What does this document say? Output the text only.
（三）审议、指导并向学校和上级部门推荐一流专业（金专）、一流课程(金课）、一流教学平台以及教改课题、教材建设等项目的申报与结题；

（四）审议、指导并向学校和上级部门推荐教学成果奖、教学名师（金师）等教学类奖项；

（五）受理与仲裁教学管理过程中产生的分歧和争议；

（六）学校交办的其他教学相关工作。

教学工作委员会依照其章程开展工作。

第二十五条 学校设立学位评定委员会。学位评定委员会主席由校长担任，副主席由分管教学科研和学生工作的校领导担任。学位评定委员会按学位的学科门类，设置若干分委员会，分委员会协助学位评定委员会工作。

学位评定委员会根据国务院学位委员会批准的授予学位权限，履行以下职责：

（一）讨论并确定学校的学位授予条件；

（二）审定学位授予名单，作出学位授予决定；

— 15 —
* * * * * * * * *
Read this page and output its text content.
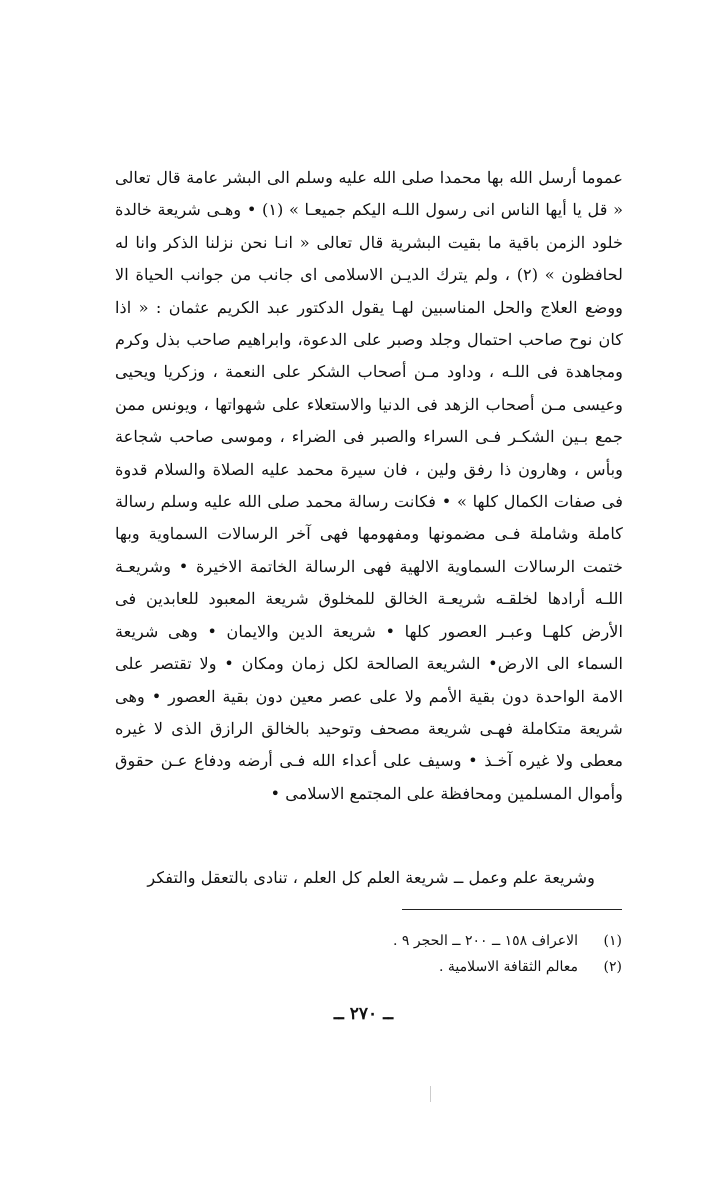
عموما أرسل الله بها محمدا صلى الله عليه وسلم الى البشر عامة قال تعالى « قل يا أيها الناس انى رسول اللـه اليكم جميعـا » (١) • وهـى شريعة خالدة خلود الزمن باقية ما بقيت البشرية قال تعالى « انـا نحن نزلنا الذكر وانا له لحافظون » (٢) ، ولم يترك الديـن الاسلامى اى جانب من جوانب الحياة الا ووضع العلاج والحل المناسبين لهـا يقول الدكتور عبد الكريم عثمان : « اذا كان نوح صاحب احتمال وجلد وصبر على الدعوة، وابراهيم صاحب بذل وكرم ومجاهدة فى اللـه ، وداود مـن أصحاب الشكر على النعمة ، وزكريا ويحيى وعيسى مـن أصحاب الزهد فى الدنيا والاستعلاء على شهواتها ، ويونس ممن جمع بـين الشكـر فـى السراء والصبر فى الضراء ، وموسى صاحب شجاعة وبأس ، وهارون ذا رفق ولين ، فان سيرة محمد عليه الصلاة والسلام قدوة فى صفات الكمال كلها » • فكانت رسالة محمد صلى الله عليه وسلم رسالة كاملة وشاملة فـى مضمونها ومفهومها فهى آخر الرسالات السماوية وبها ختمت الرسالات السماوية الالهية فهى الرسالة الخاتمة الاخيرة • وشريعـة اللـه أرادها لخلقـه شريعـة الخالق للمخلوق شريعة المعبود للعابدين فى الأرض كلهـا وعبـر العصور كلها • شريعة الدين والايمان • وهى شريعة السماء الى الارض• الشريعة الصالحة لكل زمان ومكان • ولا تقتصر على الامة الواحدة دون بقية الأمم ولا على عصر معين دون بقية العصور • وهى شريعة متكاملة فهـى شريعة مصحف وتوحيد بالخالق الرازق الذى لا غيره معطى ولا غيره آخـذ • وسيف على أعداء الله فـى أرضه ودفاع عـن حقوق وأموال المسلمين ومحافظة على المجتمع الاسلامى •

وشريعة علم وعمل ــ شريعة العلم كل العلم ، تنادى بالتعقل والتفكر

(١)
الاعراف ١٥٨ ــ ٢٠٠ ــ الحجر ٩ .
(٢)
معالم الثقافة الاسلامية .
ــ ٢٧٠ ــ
* * * * * * * * *
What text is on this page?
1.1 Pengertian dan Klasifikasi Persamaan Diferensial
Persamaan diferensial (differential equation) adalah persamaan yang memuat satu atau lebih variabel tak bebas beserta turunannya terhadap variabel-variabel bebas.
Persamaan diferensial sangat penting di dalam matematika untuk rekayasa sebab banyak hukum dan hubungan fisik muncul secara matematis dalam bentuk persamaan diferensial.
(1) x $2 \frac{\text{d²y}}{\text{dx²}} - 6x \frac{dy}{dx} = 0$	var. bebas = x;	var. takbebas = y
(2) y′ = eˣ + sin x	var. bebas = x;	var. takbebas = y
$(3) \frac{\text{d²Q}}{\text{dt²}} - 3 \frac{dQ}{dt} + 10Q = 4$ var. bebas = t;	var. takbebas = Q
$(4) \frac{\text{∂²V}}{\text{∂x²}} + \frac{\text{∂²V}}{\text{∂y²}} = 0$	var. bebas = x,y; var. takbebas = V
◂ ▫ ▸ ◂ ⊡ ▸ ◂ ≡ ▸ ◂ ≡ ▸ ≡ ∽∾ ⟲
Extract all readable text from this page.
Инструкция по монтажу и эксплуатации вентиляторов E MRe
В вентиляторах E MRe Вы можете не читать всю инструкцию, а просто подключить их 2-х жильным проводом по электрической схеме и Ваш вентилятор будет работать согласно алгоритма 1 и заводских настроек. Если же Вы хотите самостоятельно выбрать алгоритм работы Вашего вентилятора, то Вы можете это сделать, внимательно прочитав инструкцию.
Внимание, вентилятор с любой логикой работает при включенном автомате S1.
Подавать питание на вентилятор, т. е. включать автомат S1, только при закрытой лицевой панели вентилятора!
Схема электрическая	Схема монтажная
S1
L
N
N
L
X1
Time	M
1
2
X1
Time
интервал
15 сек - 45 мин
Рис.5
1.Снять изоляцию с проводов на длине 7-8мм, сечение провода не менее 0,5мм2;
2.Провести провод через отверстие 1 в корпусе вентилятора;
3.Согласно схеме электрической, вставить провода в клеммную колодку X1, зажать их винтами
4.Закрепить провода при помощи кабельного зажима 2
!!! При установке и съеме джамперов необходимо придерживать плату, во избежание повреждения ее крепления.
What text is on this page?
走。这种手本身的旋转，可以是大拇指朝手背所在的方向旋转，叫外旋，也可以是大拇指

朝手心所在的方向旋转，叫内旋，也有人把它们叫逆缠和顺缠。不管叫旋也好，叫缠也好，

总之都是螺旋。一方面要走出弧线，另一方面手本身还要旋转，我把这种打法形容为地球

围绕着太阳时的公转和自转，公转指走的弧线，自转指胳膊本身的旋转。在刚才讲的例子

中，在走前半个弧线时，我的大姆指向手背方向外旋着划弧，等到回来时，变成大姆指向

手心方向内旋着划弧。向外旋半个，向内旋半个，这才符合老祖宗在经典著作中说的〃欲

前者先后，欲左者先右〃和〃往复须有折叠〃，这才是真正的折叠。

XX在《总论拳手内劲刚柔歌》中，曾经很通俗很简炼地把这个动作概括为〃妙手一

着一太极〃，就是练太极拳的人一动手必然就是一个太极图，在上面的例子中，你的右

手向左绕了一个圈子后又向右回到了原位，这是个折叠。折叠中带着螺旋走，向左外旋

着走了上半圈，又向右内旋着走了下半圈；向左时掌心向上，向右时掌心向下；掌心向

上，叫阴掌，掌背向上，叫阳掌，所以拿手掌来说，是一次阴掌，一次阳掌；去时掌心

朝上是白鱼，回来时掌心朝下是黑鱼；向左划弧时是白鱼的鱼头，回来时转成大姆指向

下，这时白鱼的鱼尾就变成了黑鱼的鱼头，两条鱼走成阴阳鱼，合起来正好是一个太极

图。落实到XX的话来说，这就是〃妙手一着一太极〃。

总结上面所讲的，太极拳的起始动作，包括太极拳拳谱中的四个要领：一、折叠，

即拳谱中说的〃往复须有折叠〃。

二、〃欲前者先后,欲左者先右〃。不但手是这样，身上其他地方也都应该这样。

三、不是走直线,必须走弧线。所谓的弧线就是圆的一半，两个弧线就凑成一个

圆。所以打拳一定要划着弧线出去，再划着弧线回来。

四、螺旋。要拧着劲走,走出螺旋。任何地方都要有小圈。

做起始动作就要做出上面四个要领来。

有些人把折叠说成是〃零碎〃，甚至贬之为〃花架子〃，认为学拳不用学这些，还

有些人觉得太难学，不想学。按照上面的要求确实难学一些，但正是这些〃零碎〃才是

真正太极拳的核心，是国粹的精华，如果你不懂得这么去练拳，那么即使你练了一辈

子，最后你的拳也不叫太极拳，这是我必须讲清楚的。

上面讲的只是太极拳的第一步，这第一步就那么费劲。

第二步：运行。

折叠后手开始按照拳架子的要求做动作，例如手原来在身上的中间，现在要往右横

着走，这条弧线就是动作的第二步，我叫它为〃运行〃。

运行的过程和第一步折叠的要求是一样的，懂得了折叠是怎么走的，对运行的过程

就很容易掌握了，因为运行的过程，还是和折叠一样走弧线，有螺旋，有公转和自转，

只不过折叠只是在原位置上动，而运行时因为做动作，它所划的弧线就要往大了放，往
* * * * * * * * *
Job:
Work out how many lines above contain the word "провода". Give only the number.

Solution for this exercise:
3